### [Given data]
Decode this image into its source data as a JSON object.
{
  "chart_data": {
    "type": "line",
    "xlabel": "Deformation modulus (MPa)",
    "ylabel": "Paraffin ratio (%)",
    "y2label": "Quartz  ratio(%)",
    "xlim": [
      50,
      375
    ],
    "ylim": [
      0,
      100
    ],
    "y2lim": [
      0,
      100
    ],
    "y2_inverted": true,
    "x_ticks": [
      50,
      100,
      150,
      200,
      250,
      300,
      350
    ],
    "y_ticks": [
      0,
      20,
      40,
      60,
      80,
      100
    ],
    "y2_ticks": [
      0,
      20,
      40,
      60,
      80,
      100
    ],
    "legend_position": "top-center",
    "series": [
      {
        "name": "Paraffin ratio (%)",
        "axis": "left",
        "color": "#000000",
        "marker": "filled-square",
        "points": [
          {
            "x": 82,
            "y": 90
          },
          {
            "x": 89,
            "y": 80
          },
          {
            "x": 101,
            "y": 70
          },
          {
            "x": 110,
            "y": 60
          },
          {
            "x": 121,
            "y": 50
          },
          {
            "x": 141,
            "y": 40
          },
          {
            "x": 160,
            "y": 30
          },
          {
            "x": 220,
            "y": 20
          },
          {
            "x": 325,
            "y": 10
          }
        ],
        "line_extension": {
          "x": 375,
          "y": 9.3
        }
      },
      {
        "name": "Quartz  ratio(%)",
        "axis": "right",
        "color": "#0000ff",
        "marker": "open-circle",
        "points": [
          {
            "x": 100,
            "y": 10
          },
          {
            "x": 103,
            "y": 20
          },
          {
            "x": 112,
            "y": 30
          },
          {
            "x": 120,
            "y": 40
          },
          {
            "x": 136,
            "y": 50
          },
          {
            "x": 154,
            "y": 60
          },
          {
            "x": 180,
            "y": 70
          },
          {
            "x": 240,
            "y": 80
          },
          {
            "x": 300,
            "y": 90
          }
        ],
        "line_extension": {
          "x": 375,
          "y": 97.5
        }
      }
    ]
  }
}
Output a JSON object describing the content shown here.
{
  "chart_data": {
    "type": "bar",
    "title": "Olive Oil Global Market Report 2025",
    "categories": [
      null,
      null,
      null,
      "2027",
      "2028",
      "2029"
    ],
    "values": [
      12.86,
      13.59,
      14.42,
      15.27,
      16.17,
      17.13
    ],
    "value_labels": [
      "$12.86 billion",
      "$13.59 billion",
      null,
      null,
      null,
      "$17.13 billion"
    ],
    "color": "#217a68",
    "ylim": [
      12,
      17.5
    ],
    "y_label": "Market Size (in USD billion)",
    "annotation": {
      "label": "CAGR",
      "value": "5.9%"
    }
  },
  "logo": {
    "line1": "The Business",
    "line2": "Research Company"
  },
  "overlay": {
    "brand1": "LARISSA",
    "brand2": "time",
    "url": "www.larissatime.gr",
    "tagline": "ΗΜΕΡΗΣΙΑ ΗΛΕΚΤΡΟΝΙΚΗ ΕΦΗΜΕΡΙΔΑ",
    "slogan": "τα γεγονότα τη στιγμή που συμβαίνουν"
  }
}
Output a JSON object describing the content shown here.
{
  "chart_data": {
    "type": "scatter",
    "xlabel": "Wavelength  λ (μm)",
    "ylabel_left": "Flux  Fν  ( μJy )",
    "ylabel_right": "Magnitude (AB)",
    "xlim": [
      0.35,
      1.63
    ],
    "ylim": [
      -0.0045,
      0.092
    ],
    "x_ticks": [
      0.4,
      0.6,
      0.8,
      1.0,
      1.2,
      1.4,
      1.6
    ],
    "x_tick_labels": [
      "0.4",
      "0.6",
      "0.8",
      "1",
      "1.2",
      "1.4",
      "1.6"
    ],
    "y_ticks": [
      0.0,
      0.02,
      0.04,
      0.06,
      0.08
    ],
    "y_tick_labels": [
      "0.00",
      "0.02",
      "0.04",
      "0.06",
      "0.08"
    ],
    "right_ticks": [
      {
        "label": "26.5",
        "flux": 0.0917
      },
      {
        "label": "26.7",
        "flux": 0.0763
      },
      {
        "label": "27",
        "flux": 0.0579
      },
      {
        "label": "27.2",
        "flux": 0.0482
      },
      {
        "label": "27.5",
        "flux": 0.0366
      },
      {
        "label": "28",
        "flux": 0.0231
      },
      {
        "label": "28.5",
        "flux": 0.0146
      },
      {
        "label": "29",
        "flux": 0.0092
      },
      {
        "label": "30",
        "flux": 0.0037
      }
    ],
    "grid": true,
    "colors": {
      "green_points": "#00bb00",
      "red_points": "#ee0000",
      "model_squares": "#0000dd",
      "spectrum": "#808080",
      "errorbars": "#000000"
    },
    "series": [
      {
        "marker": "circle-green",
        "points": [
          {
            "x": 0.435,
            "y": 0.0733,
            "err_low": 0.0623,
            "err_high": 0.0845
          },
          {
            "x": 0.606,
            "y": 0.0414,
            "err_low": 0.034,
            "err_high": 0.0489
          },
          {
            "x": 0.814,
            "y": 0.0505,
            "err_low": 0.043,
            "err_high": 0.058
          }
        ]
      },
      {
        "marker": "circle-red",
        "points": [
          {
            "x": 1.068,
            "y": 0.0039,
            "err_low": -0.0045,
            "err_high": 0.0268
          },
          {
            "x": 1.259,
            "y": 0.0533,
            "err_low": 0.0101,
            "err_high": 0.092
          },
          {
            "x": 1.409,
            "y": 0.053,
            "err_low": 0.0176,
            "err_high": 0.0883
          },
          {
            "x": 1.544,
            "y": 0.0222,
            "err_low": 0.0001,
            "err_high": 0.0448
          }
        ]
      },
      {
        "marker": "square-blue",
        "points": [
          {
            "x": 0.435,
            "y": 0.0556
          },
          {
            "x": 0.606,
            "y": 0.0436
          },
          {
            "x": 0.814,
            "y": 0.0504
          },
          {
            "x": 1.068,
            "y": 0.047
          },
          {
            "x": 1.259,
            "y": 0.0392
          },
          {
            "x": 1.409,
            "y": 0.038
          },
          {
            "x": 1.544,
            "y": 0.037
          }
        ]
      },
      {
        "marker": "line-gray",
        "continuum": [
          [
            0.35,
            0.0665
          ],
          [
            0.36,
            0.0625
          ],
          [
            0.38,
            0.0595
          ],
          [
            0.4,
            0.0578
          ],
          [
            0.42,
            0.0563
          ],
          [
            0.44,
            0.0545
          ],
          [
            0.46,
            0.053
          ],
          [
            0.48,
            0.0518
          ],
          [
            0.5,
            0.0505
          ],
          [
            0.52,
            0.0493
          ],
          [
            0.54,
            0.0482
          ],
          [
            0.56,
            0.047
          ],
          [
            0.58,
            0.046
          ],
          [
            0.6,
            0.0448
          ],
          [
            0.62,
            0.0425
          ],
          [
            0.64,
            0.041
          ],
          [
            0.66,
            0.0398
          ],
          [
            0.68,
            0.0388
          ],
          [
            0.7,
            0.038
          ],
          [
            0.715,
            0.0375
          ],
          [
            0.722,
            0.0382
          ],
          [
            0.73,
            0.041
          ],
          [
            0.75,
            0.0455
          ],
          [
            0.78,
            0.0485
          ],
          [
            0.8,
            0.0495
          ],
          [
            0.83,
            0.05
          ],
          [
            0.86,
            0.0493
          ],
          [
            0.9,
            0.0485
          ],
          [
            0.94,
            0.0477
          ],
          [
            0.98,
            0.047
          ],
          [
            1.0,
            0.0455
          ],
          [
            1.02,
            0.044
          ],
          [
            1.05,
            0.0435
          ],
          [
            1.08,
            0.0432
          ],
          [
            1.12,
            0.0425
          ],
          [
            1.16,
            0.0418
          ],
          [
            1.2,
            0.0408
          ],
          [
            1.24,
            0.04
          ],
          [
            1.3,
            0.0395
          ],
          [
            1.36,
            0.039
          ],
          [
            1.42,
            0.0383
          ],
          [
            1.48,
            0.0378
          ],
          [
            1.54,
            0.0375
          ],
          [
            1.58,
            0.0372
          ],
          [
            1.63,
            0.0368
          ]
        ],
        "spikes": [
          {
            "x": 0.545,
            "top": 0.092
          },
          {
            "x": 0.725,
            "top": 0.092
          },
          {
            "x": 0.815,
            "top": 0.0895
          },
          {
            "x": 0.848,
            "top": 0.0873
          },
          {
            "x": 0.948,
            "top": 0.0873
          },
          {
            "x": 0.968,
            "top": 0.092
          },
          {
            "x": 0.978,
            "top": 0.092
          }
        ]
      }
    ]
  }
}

### [Direction]
Gather every line from the entries above where the word "ratio" appears, and copy them.

### [Final result]
    "ylabel": "Paraffin ratio (%)",
    "y2label": "Quartz  ratio(%)",
        "name": "Paraffin ratio (%)",
        "name": "Quartz  ratio(%)",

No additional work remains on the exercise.